WHAT IS BEING ASKED: Which lines in the records below contain the word "name"? Copy each of them.

DATASET RECORDS:

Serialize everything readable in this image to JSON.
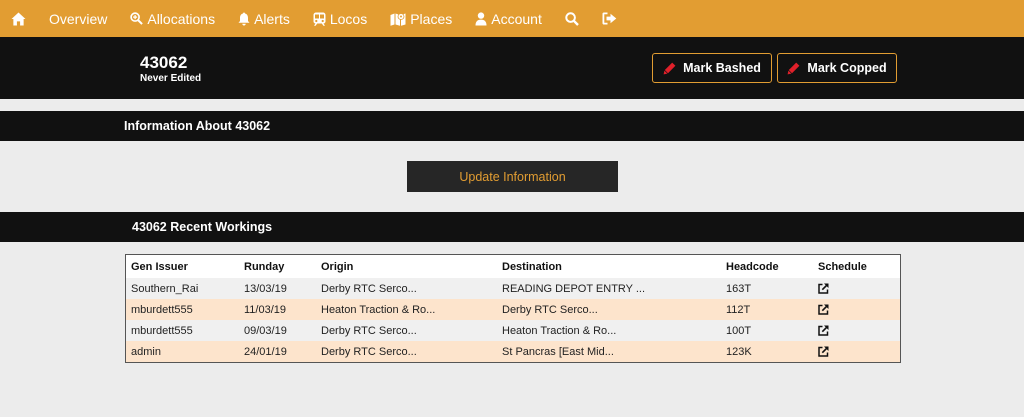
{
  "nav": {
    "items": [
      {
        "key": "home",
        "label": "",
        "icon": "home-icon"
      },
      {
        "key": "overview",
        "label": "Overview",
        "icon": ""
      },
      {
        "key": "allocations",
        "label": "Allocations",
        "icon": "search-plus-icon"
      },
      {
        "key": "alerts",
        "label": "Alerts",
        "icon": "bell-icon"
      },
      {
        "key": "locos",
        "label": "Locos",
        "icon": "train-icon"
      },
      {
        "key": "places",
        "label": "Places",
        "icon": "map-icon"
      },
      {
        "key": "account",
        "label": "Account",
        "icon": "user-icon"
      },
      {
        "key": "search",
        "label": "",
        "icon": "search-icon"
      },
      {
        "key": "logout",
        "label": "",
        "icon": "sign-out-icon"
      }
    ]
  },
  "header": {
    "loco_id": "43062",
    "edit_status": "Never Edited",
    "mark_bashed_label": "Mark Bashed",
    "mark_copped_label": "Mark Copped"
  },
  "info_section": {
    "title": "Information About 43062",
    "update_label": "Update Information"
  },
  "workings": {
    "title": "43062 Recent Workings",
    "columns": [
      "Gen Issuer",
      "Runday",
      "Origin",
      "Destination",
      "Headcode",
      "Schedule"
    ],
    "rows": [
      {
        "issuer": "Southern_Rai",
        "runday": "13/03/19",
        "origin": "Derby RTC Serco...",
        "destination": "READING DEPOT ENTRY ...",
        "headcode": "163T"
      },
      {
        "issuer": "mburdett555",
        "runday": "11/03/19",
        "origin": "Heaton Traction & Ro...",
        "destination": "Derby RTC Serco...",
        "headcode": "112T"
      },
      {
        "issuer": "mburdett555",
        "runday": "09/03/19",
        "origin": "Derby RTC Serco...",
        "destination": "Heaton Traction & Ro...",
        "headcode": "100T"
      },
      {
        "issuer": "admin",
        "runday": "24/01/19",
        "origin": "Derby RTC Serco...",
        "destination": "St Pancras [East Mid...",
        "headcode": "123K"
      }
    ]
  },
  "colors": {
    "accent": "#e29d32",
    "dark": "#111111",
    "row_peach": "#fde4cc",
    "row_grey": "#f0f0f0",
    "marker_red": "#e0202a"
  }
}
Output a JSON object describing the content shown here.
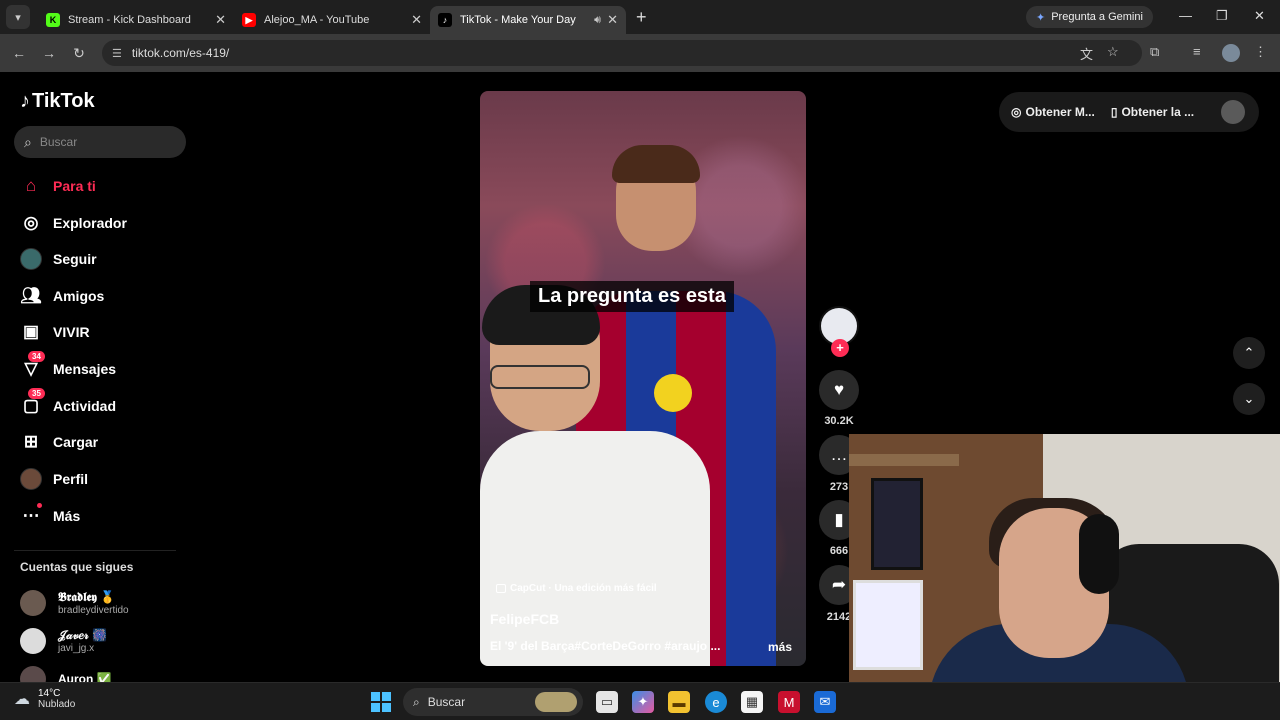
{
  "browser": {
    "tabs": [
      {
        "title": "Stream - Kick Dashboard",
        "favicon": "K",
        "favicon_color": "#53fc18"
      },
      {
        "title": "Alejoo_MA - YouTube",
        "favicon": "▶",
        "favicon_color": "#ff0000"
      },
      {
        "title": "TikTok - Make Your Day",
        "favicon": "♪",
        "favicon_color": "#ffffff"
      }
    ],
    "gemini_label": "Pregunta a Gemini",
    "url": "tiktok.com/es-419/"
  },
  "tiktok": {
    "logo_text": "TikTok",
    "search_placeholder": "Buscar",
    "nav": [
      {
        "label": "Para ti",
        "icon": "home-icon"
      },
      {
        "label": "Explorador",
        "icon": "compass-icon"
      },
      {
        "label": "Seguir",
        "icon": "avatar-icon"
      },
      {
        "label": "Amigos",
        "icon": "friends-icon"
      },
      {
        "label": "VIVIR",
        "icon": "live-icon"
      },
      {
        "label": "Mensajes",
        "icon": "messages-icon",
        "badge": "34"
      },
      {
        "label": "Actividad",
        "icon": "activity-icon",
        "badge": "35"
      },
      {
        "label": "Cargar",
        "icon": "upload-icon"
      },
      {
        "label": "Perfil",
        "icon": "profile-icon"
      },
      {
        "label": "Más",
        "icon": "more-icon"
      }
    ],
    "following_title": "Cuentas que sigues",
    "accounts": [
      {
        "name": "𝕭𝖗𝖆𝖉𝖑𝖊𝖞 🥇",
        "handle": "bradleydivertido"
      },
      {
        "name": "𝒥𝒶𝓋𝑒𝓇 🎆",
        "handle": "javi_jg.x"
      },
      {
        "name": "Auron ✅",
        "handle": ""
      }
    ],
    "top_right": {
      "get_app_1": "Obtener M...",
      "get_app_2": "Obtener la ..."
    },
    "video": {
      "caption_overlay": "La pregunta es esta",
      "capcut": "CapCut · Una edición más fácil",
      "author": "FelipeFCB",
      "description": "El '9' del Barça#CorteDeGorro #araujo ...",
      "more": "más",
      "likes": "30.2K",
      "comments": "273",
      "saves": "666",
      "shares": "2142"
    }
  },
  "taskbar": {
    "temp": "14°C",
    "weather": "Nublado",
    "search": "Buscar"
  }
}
--
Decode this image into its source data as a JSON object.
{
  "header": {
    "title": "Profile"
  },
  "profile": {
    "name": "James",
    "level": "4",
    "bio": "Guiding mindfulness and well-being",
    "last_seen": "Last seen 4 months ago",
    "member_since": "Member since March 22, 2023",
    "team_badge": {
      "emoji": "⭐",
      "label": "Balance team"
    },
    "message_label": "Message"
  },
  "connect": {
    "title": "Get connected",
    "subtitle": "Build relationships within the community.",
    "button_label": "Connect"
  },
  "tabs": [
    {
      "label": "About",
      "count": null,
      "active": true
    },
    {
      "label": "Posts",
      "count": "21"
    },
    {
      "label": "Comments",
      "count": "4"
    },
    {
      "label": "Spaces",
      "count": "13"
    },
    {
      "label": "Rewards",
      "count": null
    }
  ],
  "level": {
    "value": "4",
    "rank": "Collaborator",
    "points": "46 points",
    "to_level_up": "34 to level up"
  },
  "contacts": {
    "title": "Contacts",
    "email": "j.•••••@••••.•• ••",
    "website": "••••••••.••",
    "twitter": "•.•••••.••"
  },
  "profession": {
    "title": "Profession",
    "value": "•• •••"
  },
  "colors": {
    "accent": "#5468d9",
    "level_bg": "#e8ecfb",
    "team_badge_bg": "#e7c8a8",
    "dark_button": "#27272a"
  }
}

SOLUTION TO THIS TASK:
        "name": "𝕭𝖗𝖆𝖉𝖑𝖊𝖞 🥇",
        "name": "𝒥𝒶𝓋𝑒𝓇 🎆",
        "name": "Auron ✅",
    "name": "James",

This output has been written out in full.